** begin **
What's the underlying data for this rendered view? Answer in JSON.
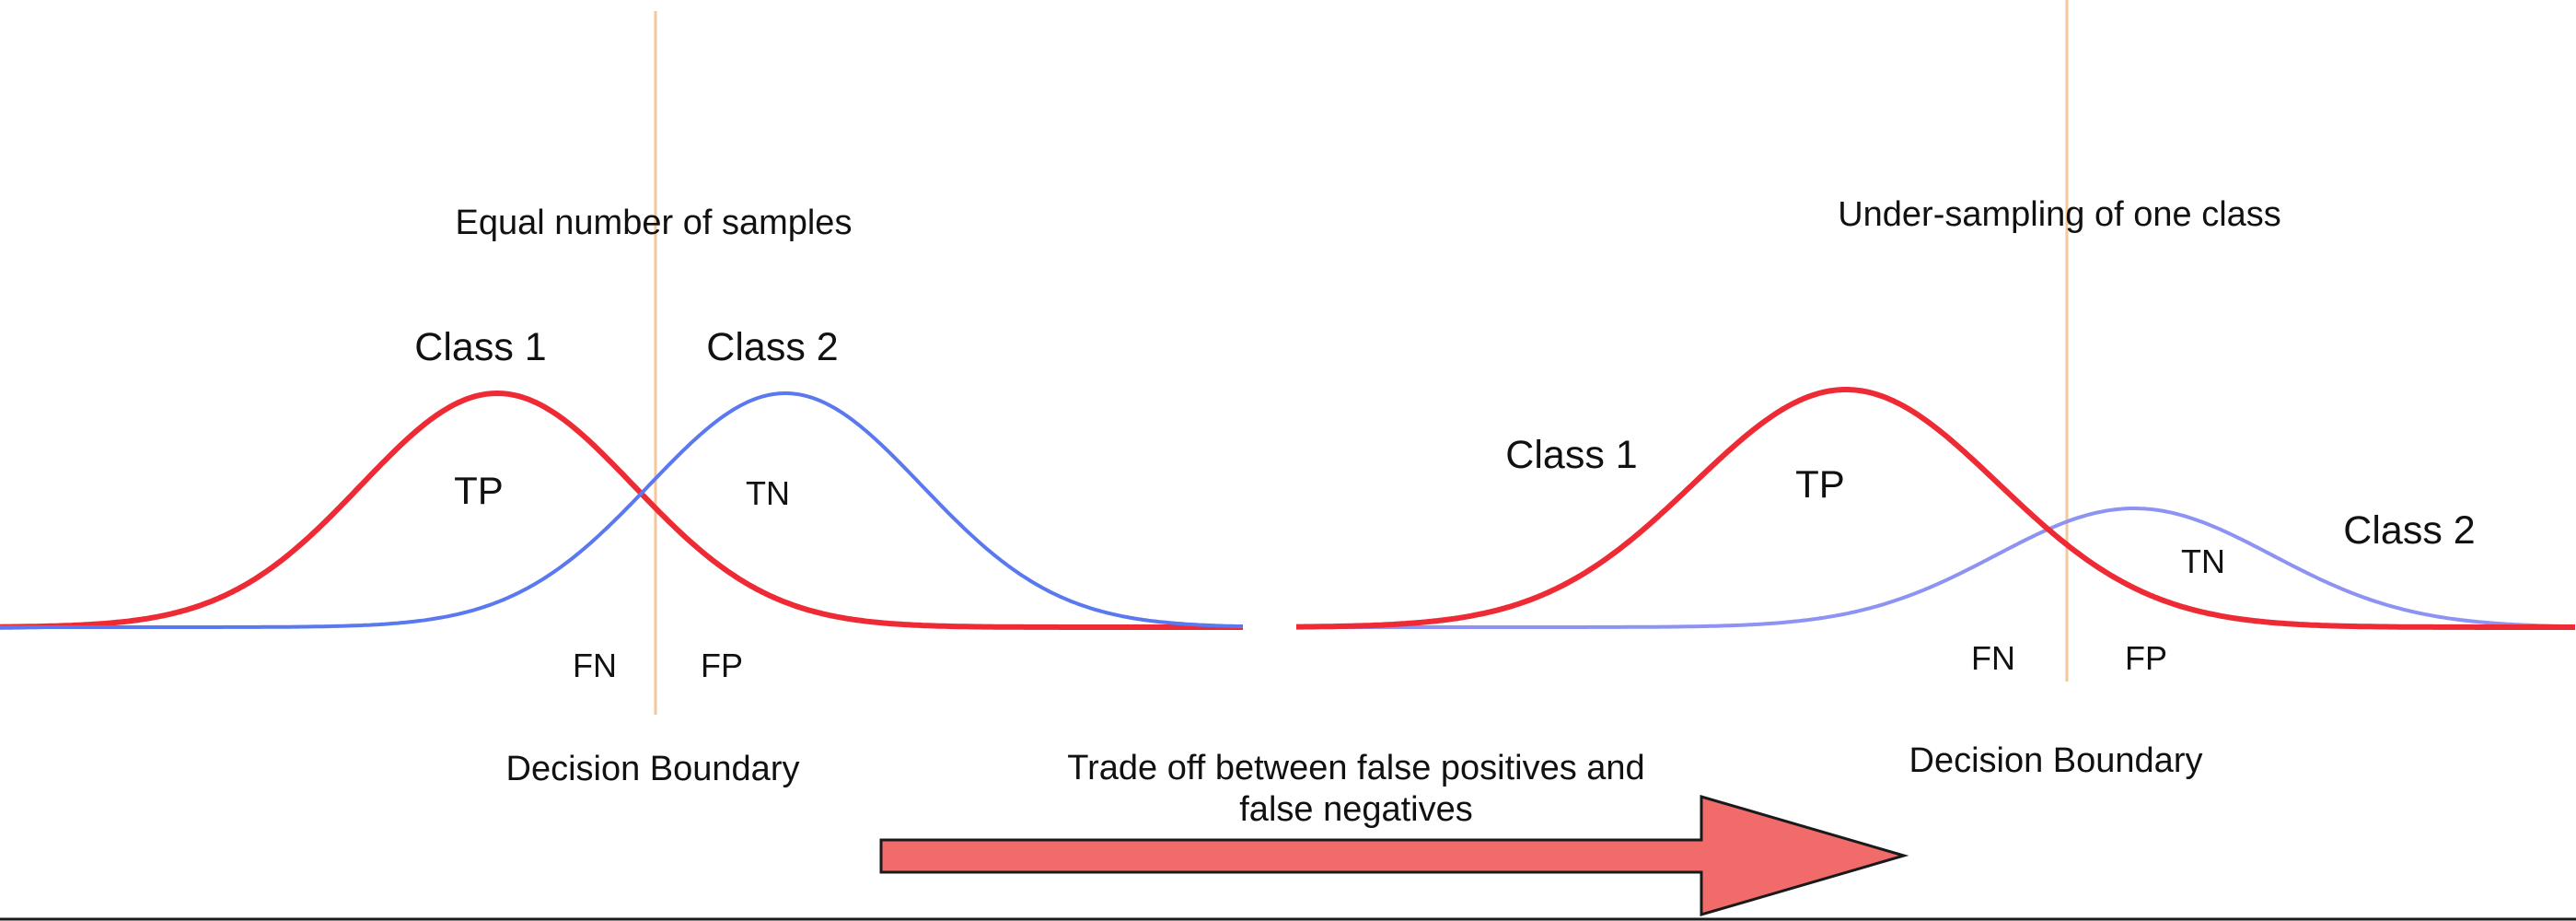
{
  "colors": {
    "class1": "#ee2a34",
    "class2_left": "#5a78f0",
    "class2_right": "#8c93f2",
    "boundary": "#f5c79a",
    "arrow_fill": "#f26b6b",
    "arrow_stroke": "#1a1a1a",
    "baseline": "#1a1a1a"
  },
  "panels": {
    "left": {
      "title": "Equal number of samples",
      "class1_label": "Class 1",
      "class2_label": "Class 2",
      "tp": "TP",
      "tn": "TN",
      "fn": "FN",
      "fp": "FP",
      "boundary_label": "Decision Boundary"
    },
    "right": {
      "title": "Under-sampling of one class",
      "class1_label": "Class 1",
      "class2_label": "Class 2",
      "tp": "TP",
      "tn": "TN",
      "fn": "FN",
      "fp": "FP",
      "boundary_label": "Decision Boundary"
    }
  },
  "arrow": {
    "line1": "Trade off between false positives and",
    "line2": "false negatives"
  }
}
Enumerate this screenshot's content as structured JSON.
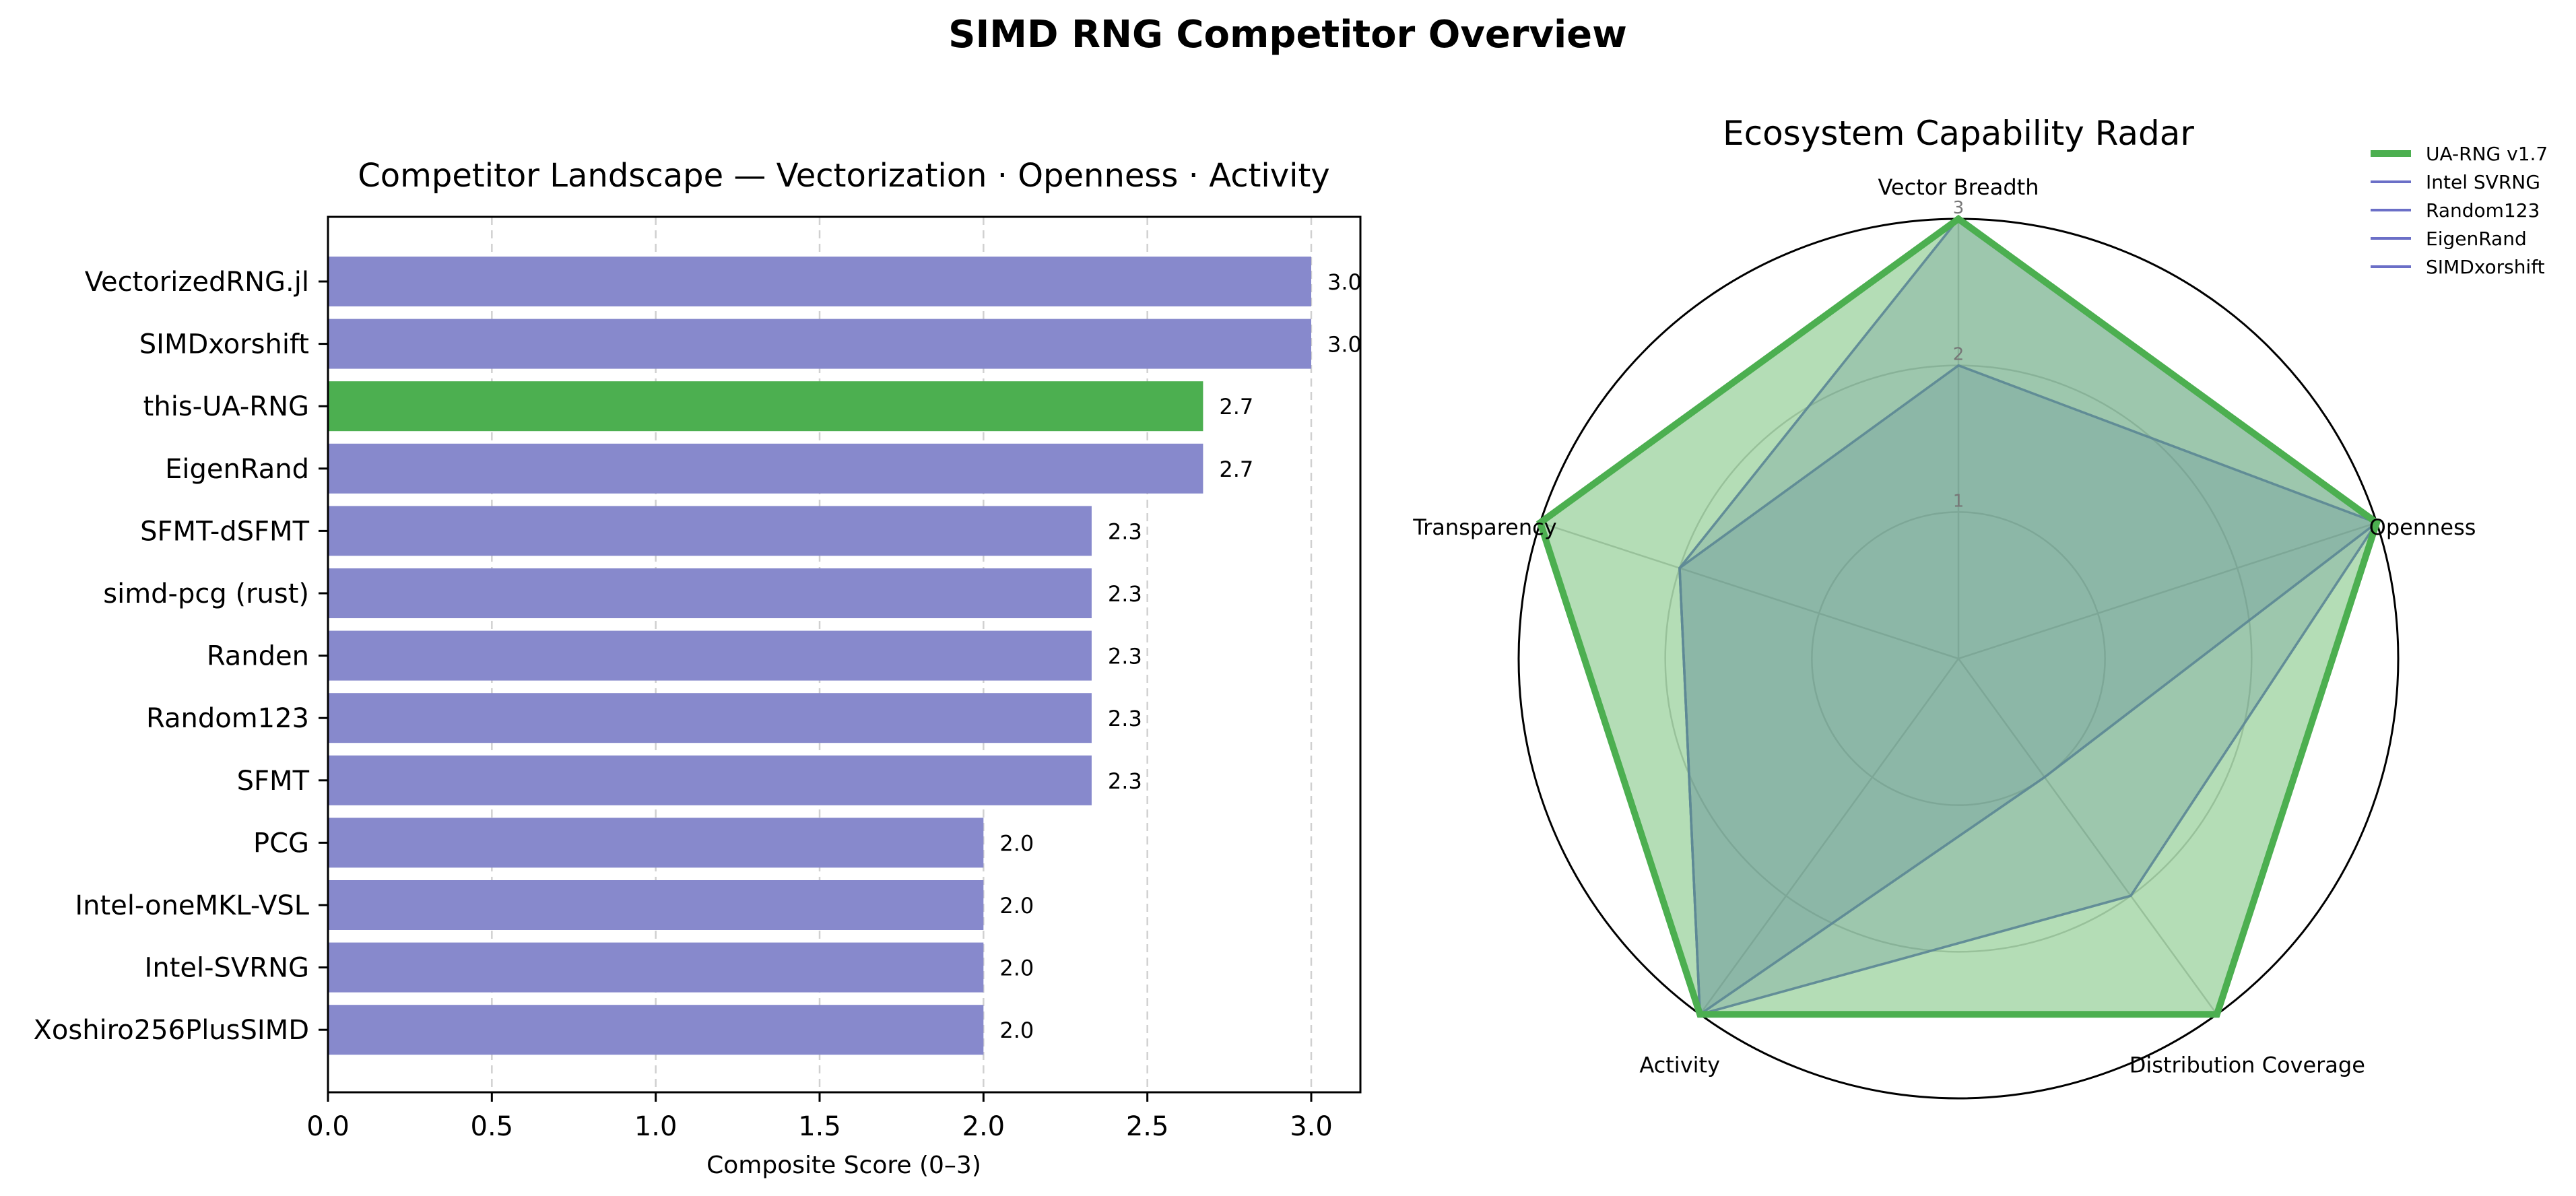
{
  "figure": {
    "title": "SIMD RNG Competitor Overview"
  },
  "colors": {
    "highlight": "#4caf50",
    "bar": "#8789cc",
    "radar_line": "#6b6fc7",
    "axis": "#000000"
  },
  "chart_data": [
    {
      "type": "bar",
      "orientation": "horizontal",
      "title": "Competitor Landscape — Vectorization · Openness · Activity",
      "xlabel": "Composite Score (0–3)",
      "ylabel": "",
      "xlim": [
        0,
        3.15
      ],
      "xticks": [
        "0.0",
        "0.5",
        "1.0",
        "1.5",
        "2.0",
        "2.5",
        "3.0"
      ],
      "grid": "vertical dashed",
      "categories": [
        "VectorizedRNG.jl",
        "SIMDxorshift",
        "this-UA-RNG",
        "EigenRand",
        "SFMT-dSFMT",
        "simd-pcg (rust)",
        "Randen",
        "Random123",
        "SFMT",
        "PCG",
        "Intel-oneMKL-VSL",
        "Intel-SVRNG",
        "Xoshiro256PlusSIMD"
      ],
      "values": [
        3.0,
        3.0,
        2.67,
        2.67,
        2.33,
        2.33,
        2.33,
        2.33,
        2.33,
        2.0,
        2.0,
        2.0,
        2.0
      ],
      "data_labels": [
        "3.0",
        "3.0",
        "2.7",
        "2.7",
        "2.3",
        "2.3",
        "2.3",
        "2.3",
        "2.3",
        "2.0",
        "2.0",
        "2.0",
        "2.0"
      ],
      "highlight": "this-UA-RNG"
    },
    {
      "type": "radar",
      "title": "Ecosystem Capability Radar",
      "axes": [
        "Vector Breadth",
        "Openness",
        "Distribution Coverage",
        "Activity",
        "Transparency"
      ],
      "rlim": [
        0,
        3
      ],
      "rticks": [
        "1",
        "2",
        "3"
      ],
      "legend_position": "top-right",
      "series": [
        {
          "name": "UA-RNG v1.7",
          "values": [
            3,
            3,
            3,
            3,
            3
          ],
          "color": "#4caf50"
        },
        {
          "name": "Intel SVRNG",
          "values": [
            2,
            3,
            1,
            3,
            2
          ],
          "color": "#6b6fc7"
        },
        {
          "name": "Random123",
          "values": [
            2,
            3,
            1,
            3,
            2
          ],
          "color": "#6b6fc7"
        },
        {
          "name": "EigenRand",
          "values": [
            3,
            3,
            2,
            3,
            2
          ],
          "color": "#6b6fc7"
        },
        {
          "name": "SIMDxorshift",
          "values": [
            3,
            3,
            2,
            3,
            2
          ],
          "color": "#6b6fc7"
        }
      ]
    }
  ]
}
** end **
§ **Aim of the exercise**: In your copy, leave out the pictures and reproduce the material above exactly.

§ **Full answer**:
What's the underlying data for this rendered view? Answer in JSON.
{
  "colors": {
    "class1": "#ee2a34",
    "class2_left": "#5a78f0",
    "class2_right": "#8c93f2",
    "boundary": "#f5c79a",
    "arrow_fill": "#f26b6b",
    "arrow_stroke": "#1a1a1a",
    "baseline": "#1a1a1a"
  },
  "panels": {
    "left": {
      "title": "Equal number of samples",
      "class1_label": "Class 1",
      "class2_label": "Class 2",
      "tp": "TP",
      "tn": "TN",
      "fn": "FN",
      "fp": "FP",
      "boundary_label": "Decision Boundary"
    },
    "right": {
      "title": "Under-sampling of one class",
      "class1_label": "Class 1",
      "class2_label": "Class 2",
      "tp": "TP",
      "tn": "TN",
      "fn": "FN",
      "fp": "FP",
      "boundary_label": "Decision Boundary"
    }
  },
  "arrow": {
    "line1": "Trade off between false positives and",
    "line2": "false negatives"
  }
}
Enumerate this screenshot's content as structured JSON.
{
  "figure": {
    "title": "SIMD RNG Competitor Overview"
  },
  "colors": {
    "highlight": "#4caf50",
    "bar": "#8789cc",
    "radar_line": "#6b6fc7",
    "axis": "#000000"
  },
  "chart_data": [
    {
      "type": "bar",
      "orientation": "horizontal",
      "title": "Competitor Landscape — Vectorization · Openness · Activity",
      "xlabel": "Composite Score (0–3)",
      "ylabel": "",
      "xlim": [
        0,
        3.15
      ],
      "xticks": [
        "0.0",
        "0.5",
        "1.0",
        "1.5",
        "2.0",
        "2.5",
        "3.0"
      ],
      "grid": "vertical dashed",
      "categories": [
        "VectorizedRNG.jl",
        "SIMDxorshift",
        "this-UA-RNG",
        "EigenRand",
        "SFMT-dSFMT",
        "simd-pcg (rust)",
        "Randen",
        "Random123",
        "SFMT",
        "PCG",
        "Intel-oneMKL-VSL",
        "Intel-SVRNG",
        "Xoshiro256PlusSIMD"
      ],
      "values": [
        3.0,
        3.0,
        2.67,
        2.67,
        2.33,
        2.33,
        2.33,
        2.33,
        2.33,
        2.0,
        2.0,
        2.0,
        2.0
      ],
      "data_labels": [
        "3.0",
        "3.0",
        "2.7",
        "2.7",
        "2.3",
        "2.3",
        "2.3",
        "2.3",
        "2.3",
        "2.0",
        "2.0",
        "2.0",
        "2.0"
      ],
      "highlight": "this-UA-RNG"
    },
    {
      "type": "radar",
      "title": "Ecosystem Capability Radar",
      "axes": [
        "Vector Breadth",
        "Openness",
        "Distribution Coverage",
        "Activity",
        "Transparency"
      ],
      "rlim": [
        0,
        3
      ],
      "rticks": [
        "1",
        "2",
        "3"
      ],
      "legend_position": "top-right",
      "series": [
        {
          "name": "UA-RNG v1.7",
          "values": [
            3,
            3,
            3,
            3,
            3
          ],
          "color": "#4caf50"
        },
        {
          "name": "Intel SVRNG",
          "values": [
            2,
            3,
            1,
            3,
            2
          ],
          "color": "#6b6fc7"
        },
        {
          "name": "Random123",
          "values": [
            2,
            3,
            1,
            3,
            2
          ],
          "color": "#6b6fc7"
        },
        {
          "name": "EigenRand",
          "values": [
            3,
            3,
            2,
            3,
            2
          ],
          "color": "#6b6fc7"
        },
        {
          "name": "SIMDxorshift",
          "values": [
            3,
            3,
            2,
            3,
            2
          ],
          "color": "#6b6fc7"
        }
      ]
    }
  ]
}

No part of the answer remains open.